= Aim =
Make a tally of the lines in the records that include the string "Diplomatie", and give only that number.

= Extracted data =
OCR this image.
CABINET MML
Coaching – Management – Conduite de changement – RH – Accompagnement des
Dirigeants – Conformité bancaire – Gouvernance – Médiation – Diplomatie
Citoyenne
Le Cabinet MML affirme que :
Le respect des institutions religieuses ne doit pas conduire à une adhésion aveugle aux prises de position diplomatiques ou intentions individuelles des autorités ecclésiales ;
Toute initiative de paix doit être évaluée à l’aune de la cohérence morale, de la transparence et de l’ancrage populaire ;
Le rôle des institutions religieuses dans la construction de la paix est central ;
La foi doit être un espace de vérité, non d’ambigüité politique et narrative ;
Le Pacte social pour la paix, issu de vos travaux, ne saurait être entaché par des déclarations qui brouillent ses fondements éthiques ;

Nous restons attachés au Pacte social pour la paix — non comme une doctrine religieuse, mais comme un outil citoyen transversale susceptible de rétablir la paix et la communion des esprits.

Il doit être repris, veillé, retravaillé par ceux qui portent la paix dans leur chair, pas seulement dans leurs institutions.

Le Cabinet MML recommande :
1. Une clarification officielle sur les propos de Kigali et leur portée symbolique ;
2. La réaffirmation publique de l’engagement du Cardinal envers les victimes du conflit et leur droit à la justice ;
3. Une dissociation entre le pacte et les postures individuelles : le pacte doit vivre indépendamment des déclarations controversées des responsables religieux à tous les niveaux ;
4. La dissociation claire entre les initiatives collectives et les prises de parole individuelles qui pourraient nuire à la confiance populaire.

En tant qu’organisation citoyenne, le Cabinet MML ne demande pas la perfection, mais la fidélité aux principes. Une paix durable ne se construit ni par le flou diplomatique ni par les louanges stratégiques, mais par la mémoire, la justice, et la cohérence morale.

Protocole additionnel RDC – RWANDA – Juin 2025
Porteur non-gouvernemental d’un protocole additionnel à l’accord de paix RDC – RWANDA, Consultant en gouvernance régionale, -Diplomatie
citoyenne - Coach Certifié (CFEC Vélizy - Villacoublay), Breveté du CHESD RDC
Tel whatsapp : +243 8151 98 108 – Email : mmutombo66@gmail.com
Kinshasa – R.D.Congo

---

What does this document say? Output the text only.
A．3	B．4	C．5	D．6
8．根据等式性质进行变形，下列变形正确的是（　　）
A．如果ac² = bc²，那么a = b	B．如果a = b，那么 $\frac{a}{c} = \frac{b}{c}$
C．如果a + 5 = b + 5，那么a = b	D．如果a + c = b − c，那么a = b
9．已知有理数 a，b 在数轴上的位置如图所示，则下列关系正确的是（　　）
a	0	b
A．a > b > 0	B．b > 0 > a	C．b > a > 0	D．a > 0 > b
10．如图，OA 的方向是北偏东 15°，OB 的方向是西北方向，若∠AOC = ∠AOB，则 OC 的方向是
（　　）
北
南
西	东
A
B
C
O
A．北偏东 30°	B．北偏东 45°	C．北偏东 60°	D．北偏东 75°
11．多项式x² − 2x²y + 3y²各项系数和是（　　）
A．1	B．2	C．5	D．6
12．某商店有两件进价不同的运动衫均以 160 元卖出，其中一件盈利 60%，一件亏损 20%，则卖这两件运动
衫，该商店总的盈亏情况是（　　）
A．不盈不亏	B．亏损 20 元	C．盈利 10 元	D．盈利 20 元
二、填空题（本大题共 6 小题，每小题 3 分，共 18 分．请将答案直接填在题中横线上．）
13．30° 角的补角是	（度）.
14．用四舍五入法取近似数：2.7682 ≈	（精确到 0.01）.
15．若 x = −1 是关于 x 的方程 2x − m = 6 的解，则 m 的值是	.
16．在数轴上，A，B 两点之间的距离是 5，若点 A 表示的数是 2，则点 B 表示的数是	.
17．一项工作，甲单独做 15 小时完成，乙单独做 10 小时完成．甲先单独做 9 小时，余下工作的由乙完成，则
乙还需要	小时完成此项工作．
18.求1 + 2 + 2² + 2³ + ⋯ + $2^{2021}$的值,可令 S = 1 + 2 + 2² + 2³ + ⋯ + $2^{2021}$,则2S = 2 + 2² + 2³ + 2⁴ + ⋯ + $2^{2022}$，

...

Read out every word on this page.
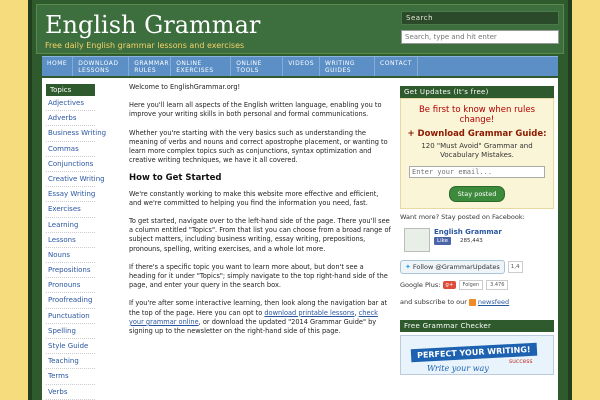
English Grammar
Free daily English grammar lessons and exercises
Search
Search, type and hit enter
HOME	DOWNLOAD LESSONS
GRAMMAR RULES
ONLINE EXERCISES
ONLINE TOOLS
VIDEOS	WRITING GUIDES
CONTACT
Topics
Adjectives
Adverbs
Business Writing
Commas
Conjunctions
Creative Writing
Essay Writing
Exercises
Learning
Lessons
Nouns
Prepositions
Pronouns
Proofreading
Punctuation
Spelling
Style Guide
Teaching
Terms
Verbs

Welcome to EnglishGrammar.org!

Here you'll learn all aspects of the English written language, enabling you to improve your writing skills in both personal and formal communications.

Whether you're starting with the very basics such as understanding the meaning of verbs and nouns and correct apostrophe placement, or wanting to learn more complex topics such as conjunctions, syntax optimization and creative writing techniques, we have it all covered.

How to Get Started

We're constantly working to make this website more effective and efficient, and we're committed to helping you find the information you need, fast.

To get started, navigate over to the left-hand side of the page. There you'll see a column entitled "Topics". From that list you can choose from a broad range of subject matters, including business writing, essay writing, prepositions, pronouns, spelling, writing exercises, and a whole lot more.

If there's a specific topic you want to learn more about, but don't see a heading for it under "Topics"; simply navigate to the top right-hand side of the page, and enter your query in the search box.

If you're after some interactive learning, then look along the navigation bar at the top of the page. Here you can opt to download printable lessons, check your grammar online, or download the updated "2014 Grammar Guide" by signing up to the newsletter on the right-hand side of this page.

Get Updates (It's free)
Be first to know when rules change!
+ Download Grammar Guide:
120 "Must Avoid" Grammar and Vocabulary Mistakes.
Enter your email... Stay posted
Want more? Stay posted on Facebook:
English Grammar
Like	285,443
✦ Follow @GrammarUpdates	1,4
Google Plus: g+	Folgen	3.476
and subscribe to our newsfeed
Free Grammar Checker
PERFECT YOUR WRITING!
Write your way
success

= Reply to the task =
2